DIRECTIONS FOR THIS TASK = Print out each entry below exactly, please.

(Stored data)
━━━━━━━━
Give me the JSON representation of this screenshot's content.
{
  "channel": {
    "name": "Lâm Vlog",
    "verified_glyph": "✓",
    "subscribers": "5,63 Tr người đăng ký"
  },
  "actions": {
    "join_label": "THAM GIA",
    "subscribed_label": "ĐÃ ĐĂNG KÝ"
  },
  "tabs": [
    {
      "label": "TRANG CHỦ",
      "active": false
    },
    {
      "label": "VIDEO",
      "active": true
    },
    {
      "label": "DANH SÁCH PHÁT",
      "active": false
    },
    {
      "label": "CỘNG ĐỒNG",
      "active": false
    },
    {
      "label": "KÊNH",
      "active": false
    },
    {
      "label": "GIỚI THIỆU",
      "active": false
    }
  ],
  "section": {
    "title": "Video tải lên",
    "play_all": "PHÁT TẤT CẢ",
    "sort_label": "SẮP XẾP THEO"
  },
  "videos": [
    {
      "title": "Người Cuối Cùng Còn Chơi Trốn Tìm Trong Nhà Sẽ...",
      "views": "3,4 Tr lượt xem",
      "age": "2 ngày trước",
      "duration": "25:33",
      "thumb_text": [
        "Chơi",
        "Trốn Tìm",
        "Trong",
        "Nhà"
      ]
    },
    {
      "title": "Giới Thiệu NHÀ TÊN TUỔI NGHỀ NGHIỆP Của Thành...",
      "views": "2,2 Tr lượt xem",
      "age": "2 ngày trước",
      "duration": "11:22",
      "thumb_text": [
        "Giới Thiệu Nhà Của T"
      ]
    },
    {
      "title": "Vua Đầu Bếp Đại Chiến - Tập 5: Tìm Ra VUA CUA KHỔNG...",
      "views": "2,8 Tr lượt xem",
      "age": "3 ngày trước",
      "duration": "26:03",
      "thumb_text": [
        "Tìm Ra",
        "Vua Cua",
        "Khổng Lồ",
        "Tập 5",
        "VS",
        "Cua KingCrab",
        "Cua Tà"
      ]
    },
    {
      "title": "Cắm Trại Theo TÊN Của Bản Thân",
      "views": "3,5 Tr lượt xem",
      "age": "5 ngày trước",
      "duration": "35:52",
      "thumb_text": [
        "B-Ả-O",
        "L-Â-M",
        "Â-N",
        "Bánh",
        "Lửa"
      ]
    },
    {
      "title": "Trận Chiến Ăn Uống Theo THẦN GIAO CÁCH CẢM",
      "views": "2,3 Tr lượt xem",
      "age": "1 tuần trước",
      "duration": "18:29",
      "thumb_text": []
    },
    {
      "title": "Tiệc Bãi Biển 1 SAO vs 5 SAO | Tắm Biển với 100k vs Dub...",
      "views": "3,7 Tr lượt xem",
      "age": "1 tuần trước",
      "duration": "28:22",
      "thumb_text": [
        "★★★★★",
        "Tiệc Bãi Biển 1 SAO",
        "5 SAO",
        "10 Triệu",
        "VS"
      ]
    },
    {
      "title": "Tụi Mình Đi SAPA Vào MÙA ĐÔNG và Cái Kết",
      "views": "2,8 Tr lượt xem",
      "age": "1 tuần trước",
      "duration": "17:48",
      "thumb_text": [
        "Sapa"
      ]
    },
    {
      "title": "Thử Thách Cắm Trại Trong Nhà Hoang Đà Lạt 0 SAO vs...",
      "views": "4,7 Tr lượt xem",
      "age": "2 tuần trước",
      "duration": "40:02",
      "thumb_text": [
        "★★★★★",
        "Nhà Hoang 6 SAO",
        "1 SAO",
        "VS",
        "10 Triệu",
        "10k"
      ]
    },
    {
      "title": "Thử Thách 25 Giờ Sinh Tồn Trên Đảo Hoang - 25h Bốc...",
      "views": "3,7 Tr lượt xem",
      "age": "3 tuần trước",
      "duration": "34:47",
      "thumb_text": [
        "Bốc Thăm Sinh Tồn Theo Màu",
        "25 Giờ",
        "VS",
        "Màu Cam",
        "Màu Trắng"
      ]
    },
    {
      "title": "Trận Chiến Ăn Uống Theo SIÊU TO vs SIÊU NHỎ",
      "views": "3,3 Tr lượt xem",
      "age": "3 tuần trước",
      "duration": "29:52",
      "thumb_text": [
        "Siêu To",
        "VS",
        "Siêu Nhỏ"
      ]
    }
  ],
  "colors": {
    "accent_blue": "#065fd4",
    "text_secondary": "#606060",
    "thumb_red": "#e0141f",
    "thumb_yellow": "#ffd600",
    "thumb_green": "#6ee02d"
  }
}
━━━━━━━━
COMPLETED EXERCISE =
Give me the JSON representation of this screenshot's content.
{
  "channel": {
    "name": "Lâm Vlog",
    "verified_glyph": "✓",
    "subscribers": "5,63 Tr người đăng ký"
  },
  "actions": {
    "join_label": "THAM GIA",
    "subscribed_label": "ĐÃ ĐĂNG KÝ"
  },
  "tabs": [
    {
      "label": "TRANG CHỦ",
      "active": false
    },
    {
      "label": "VIDEO",
      "active": true
    },
    {
      "label": "DANH SÁCH PHÁT",
      "active": false
    },
    {
      "label": "CỘNG ĐỒNG",
      "active": false
    },
    {
      "label": "KÊNH",
      "active": false
    },
    {
      "label": "GIỚI THIỆU",
      "active": false
    }
  ],
  "section": {
    "title": "Video tải lên",
    "play_all": "PHÁT TẤT CẢ",
    "sort_label": "SẮP XẾP THEO"
  },
  "videos": [
    {
      "title": "Người Cuối Cùng Còn Chơi Trốn Tìm Trong Nhà Sẽ...",
      "views": "3,4 Tr lượt xem",
      "age": "2 ngày trước",
      "duration": "25:33",
      "thumb_text": [
        "Chơi",
        "Trốn Tìm",
        "Trong",
        "Nhà"
      ]
    },
    {
      "title": "Giới Thiệu NHÀ TÊN TUỔI NGHỀ NGHIỆP Của Thành...",
      "views": "2,2 Tr lượt xem",
      "age": "2 ngày trước",
      "duration": "11:22",
      "thumb_text": [
        "Giới Thiệu Nhà Của T"
      ]
    },
    {
      "title": "Vua Đầu Bếp Đại Chiến - Tập 5: Tìm Ra VUA CUA KHỔNG...",
      "views": "2,8 Tr lượt xem",
      "age": "3 ngày trước",
      "duration": "26:03",
      "thumb_text": [
        "Tìm Ra",
        "Vua Cua",
        "Khổng Lồ",
        "Tập 5",
        "VS",
        "Cua KingCrab",
        "Cua Tà"
      ]
    },
    {
      "title": "Cắm Trại Theo TÊN Của Bản Thân",
      "views": "3,5 Tr lượt xem",
      "age": "5 ngày trước",
      "duration": "35:52",
      "thumb_text": [
        "B-Ả-O",
        "L-Â-M",
        "Â-N",
        "Bánh",
        "Lửa"
      ]
    },
    {
      "title": "Trận Chiến Ăn Uống Theo THẦN GIAO CÁCH CẢM",
      "views": "2,3 Tr lượt xem",
      "age": "1 tuần trước",
      "duration": "18:29",
      "thumb_text": []
    },
    {
      "title": "Tiệc Bãi Biển 1 SAO vs 5 SAO | Tắm Biển với 100k vs Dub...",
      "views": "3,7 Tr lượt xem",
      "age": "1 tuần trước",
      "duration": "28:22",
      "thumb_text": [
        "★★★★★",
        "Tiệc Bãi Biển 1 SAO",
        "5 SAO",
        "10 Triệu",
        "VS"
      ]
    },
    {
      "title": "Tụi Mình Đi SAPA Vào MÙA ĐÔNG và Cái Kết",
      "views": "2,8 Tr lượt xem",
      "age": "1 tuần trước",
      "duration": "17:48",
      "thumb_text": [
        "Sapa"
      ]
    },
    {
      "title": "Thử Thách Cắm Trại Trong Nhà Hoang Đà Lạt 0 SAO vs...",
      "views": "4,7 Tr lượt xem",
      "age": "2 tuần trước",
      "duration": "40:02",
      "thumb_text": [
        "★★★★★",
        "Nhà Hoang 6 SAO",
        "1 SAO",
        "VS",
        "10 Triệu",
        "10k"
      ]
    },
    {
      "title": "Thử Thách 25 Giờ Sinh Tồn Trên Đảo Hoang - 25h Bốc...",
      "views": "3,7 Tr lượt xem",
      "age": "3 tuần trước",
      "duration": "34:47",
      "thumb_text": [
        "Bốc Thăm Sinh Tồn Theo Màu",
        "25 Giờ",
        "VS",
        "Màu Cam",
        "Màu Trắng"
      ]
    },
    {
      "title": "Trận Chiến Ăn Uống Theo SIÊU TO vs SIÊU NHỎ",
      "views": "3,3 Tr lượt xem",
      "age": "3 tuần trước",
      "duration": "29:52",
      "thumb_text": [
        "Siêu To",
        "VS",
        "Siêu Nhỏ"
      ]
    }
  ],
  "colors": {
    "accent_blue": "#065fd4",
    "text_secondary": "#606060",
    "thumb_red": "#e0141f",
    "thumb_yellow": "#ffd600",
    "thumb_green": "#6ee02d"
  }
}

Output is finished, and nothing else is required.